**** EXTRACTED RECORDS

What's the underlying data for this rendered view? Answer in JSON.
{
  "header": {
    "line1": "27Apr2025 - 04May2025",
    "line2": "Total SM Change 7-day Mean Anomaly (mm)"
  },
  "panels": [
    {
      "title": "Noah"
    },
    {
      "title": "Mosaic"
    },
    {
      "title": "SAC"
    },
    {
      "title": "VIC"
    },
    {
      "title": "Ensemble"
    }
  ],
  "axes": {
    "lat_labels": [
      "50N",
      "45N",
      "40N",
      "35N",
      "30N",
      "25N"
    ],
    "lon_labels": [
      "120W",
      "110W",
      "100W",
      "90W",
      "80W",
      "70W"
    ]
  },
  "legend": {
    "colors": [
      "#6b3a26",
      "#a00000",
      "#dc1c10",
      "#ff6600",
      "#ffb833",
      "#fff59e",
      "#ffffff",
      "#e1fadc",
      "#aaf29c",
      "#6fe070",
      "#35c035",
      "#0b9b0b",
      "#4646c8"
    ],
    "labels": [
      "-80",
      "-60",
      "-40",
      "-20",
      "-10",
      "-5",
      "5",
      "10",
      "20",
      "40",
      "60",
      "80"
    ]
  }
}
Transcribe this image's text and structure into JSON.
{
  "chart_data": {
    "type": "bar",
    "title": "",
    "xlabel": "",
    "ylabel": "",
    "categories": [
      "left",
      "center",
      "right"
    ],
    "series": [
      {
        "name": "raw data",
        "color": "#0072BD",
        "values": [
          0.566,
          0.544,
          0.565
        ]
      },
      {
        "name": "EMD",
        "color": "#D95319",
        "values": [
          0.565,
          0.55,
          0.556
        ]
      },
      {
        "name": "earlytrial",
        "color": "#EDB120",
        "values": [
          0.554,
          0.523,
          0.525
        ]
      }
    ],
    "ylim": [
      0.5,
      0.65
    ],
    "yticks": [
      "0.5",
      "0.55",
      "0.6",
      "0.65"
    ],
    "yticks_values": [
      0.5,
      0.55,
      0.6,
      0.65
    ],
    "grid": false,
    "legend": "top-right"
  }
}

********

» SHORT TASK
From the listing above, return each line with the word "name".

» OUTPUT OF THE TASK
        "name": "raw data",
        "name": "EMD",
        "name": "earlytrial",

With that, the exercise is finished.